▶ **Task statement**: Reproduce the records below exactly as they appear.

▶ **Items**:
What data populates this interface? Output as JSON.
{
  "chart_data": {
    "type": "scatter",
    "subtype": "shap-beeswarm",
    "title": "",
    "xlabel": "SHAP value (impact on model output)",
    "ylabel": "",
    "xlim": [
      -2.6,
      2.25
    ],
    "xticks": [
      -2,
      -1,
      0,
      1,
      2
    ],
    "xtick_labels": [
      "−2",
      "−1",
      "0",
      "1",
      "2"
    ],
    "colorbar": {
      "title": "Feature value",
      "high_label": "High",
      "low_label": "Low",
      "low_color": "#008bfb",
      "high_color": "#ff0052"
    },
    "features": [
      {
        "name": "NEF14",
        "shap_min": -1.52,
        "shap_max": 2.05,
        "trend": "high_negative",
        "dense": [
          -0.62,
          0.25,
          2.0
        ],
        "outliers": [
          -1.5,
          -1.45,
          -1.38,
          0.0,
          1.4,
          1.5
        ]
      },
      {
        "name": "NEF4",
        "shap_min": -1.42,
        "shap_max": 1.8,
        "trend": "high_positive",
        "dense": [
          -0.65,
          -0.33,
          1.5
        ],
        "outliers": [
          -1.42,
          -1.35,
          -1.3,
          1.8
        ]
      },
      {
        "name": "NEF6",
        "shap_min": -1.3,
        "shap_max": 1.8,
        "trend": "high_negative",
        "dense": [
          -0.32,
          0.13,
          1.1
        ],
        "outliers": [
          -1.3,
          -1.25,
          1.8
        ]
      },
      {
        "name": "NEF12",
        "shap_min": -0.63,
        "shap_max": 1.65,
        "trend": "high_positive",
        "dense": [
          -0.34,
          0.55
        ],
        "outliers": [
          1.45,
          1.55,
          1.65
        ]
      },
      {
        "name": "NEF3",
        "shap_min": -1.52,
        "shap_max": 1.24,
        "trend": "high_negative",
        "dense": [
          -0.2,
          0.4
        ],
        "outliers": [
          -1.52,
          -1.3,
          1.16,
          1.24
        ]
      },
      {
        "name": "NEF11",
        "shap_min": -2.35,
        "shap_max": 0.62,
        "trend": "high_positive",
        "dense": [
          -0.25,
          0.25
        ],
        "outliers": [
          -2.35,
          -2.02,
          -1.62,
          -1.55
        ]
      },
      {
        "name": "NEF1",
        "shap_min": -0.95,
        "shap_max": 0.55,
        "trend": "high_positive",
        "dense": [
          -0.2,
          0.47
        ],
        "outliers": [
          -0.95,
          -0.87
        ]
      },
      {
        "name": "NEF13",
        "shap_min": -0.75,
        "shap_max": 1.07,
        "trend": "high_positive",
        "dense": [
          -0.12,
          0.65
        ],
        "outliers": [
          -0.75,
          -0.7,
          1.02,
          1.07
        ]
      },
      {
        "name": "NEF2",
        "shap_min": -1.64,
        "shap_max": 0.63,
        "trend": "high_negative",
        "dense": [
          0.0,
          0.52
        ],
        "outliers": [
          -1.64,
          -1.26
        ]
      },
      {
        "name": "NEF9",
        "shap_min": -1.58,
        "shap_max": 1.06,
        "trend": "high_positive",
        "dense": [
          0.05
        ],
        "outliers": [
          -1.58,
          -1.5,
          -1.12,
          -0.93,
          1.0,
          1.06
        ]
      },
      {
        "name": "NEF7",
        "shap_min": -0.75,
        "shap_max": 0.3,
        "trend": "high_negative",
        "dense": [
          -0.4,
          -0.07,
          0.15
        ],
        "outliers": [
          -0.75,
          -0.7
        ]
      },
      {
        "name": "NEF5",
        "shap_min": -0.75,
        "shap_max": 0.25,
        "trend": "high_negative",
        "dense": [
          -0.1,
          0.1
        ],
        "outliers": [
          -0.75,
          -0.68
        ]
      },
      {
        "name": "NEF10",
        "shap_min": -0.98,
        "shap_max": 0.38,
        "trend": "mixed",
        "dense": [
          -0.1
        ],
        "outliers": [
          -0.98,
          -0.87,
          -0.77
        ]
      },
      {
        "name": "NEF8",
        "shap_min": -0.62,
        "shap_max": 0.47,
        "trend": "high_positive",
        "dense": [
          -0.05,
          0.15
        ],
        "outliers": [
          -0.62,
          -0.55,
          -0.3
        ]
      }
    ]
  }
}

▶ **Completed exercise**:
What data populates this interface? Output as JSON.
{
  "chart_data": {
    "type": "scatter",
    "subtype": "shap-beeswarm",
    "title": "",
    "xlabel": "SHAP value (impact on model output)",
    "ylabel": "",
    "xlim": [
      -2.6,
      2.25
    ],
    "xticks": [
      -2,
      -1,
      0,
      1,
      2
    ],
    "xtick_labels": [
      "−2",
      "−1",
      "0",
      "1",
      "2"
    ],
    "colorbar": {
      "title": "Feature value",
      "high_label": "High",
      "low_label": "Low",
      "low_color": "#008bfb",
      "high_color": "#ff0052"
    },
    "features": [
      {
        "name": "NEF14",
        "shap_min": -1.52,
        "shap_max": 2.05,
        "trend": "high_negative",
        "dense": [
          -0.62,
          0.25,
          2.0
        ],
        "outliers": [
          -1.5,
          -1.45,
          -1.38,
          0.0,
          1.4,
          1.5
        ]
      },
      {
        "name": "NEF4",
        "shap_min": -1.42,
        "shap_max": 1.8,
        "trend": "high_positive",
        "dense": [
          -0.65,
          -0.33,
          1.5
        ],
        "outliers": [
          -1.42,
          -1.35,
          -1.3,
          1.8
        ]
      },
      {
        "name": "NEF6",
        "shap_min": -1.3,
        "shap_max": 1.8,
        "trend": "high_negative",
        "dense": [
          -0.32,
          0.13,
          1.1
        ],
        "outliers": [
          -1.3,
          -1.25,
          1.8
        ]
      },
      {
        "name": "NEF12",
        "shap_min": -0.63,
        "shap_max": 1.65,
        "trend": "high_positive",
        "dense": [
          -0.34,
          0.55
        ],
        "outliers": [
          1.45,
          1.55,
          1.65
        ]
      },
      {
        "name": "NEF3",
        "shap_min": -1.52,
        "shap_max": 1.24,
        "trend": "high_negative",
        "dense": [
          -0.2,
          0.4
        ],
        "outliers": [
          -1.52,
          -1.3,
          1.16,
          1.24
        ]
      },
      {
        "name": "NEF11",
        "shap_min": -2.35,
        "shap_max": 0.62,
        "trend": "high_positive",
        "dense": [
          -0.25,
          0.25
        ],
        "outliers": [
          -2.35,
          -2.02,
          -1.62,
          -1.55
        ]
      },
      {
        "name": "NEF1",
        "shap_min": -0.95,
        "shap_max": 0.55,
        "trend": "high_positive",
        "dense": [
          -0.2,
          0.47
        ],
        "outliers": [
          -0.95,
          -0.87
        ]
      },
      {
        "name": "NEF13",
        "shap_min": -0.75,
        "shap_max": 1.07,
        "trend": "high_positive",
        "dense": [
          -0.12,
          0.65
        ],
        "outliers": [
          -0.75,
          -0.7,
          1.02,
          1.07
        ]
      },
      {
        "name": "NEF2",
        "shap_min": -1.64,
        "shap_max": 0.63,
        "trend": "high_negative",
        "dense": [
          0.0,
          0.52
        ],
        "outliers": [
          -1.64,
          -1.26
        ]
      },
      {
        "name": "NEF9",
        "shap_min": -1.58,
        "shap_max": 1.06,
        "trend": "high_positive",
        "dense": [
          0.05
        ],
        "outliers": [
          -1.58,
          -1.5,
          -1.12,
          -0.93,
          1.0,
          1.06
        ]
      },
      {
        "name": "NEF7",
        "shap_min": -0.75,
        "shap_max": 0.3,
        "trend": "high_negative",
        "dense": [
          -0.4,
          -0.07,
          0.15
        ],
        "outliers": [
          -0.75,
          -0.7
        ]
      },
      {
        "name": "NEF5",
        "shap_min": -0.75,
        "shap_max": 0.25,
        "trend": "high_negative",
        "dense": [
          -0.1,
          0.1
        ],
        "outliers": [
          -0.75,
          -0.68
        ]
      },
      {
        "name": "NEF10",
        "shap_min": -0.98,
        "shap_max": 0.38,
        "trend": "mixed",
        "dense": [
          -0.1
        ],
        "outliers": [
          -0.98,
          -0.87,
          -0.77
        ]
      },
      {
        "name": "NEF8",
        "shap_min": -0.62,
        "shap_max": 0.47,
        "trend": "high_positive",
        "dense": [
          -0.05,
          0.15
        ],
        "outliers": [
          -0.62,
          -0.55,
          -0.3
        ]
      }
    ]
  }
}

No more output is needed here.